### Problem requirements
Copy out, exactly as given, every line from the line with "Output the text content of this document." to the end of the listing, both of those lines included.

### Dataset extract
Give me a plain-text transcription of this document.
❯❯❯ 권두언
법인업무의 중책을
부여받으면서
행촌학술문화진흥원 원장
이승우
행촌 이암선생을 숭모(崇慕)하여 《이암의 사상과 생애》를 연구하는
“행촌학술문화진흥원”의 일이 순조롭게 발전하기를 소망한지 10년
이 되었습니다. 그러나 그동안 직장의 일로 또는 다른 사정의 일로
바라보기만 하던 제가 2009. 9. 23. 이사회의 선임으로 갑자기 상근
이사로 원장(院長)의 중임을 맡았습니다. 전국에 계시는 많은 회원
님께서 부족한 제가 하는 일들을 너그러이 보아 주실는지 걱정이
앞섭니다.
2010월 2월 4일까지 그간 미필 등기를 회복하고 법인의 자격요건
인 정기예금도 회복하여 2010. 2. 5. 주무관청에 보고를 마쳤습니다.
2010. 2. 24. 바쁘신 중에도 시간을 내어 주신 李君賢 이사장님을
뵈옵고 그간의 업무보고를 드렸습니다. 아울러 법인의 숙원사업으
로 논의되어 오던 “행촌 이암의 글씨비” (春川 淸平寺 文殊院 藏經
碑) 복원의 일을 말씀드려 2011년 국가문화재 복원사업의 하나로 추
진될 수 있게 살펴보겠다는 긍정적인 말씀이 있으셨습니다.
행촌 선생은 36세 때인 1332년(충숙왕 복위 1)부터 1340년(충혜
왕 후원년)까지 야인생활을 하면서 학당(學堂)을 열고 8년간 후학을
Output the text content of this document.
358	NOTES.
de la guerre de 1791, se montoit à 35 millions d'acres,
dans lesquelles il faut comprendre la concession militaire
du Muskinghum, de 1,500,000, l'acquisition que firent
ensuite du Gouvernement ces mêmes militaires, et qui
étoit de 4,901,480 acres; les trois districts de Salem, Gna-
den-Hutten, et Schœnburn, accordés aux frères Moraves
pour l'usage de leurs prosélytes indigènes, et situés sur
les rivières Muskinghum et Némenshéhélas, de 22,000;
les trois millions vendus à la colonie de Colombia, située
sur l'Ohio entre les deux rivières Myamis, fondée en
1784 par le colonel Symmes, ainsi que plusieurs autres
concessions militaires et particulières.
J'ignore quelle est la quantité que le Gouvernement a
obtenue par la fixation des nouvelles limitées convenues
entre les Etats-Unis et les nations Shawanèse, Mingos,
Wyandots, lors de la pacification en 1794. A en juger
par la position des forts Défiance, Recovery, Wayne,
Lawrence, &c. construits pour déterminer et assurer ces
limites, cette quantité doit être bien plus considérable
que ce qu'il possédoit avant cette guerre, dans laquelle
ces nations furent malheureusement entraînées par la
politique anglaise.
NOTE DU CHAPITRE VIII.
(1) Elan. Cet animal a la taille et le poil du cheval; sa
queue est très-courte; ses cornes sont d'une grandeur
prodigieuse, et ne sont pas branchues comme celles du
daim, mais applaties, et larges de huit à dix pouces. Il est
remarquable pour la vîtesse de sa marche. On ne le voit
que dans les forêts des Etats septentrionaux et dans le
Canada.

### Result below
Output the text content of this document.
358	NOTES.
de la guerre de 1791, se montoit à 35 millions d'acres,
dans lesquelles il faut comprendre la concession militaire
du Muskinghum, de 1,500,000, l'acquisition que firent
ensuite du Gouvernement ces mêmes militaires, et qui
étoit de 4,901,480 acres; les trois districts de Salem, Gna-
den-Hutten, et Schœnburn, accordés aux frères Moraves
pour l'usage de leurs prosélytes indigènes, et situés sur
les rivières Muskinghum et Némenshéhélas, de 22,000;
les trois millions vendus à la colonie de Colombia, située
sur l'Ohio entre les deux rivières Myamis, fondée en
1784 par le colonel Symmes, ainsi que plusieurs autres
concessions militaires et particulières.
J'ignore quelle est la quantité que le Gouvernement a
obtenue par la fixation des nouvelles limitées convenues
entre les Etats-Unis et les nations Shawanèse, Mingos,
Wyandots, lors de la pacification en 1794. A en juger
par la position des forts Défiance, Recovery, Wayne,
Lawrence, &c. construits pour déterminer et assurer ces
limites, cette quantité doit être bien plus considérable
que ce qu'il possédoit avant cette guerre, dans laquelle
ces nations furent malheureusement entraînées par la
politique anglaise.
NOTE DU CHAPITRE VIII.
(1) Elan. Cet animal a la taille et le poil du cheval; sa
queue est très-courte; ses cornes sont d'une grandeur
prodigieuse, et ne sont pas branchues comme celles du
daim, mais applaties, et larges de huit à dix pouces. Il est
remarquable pour la vîtesse de sa marche. On ne le voit
que dans les forêts des Etats septentrionaux et dans le
Canada.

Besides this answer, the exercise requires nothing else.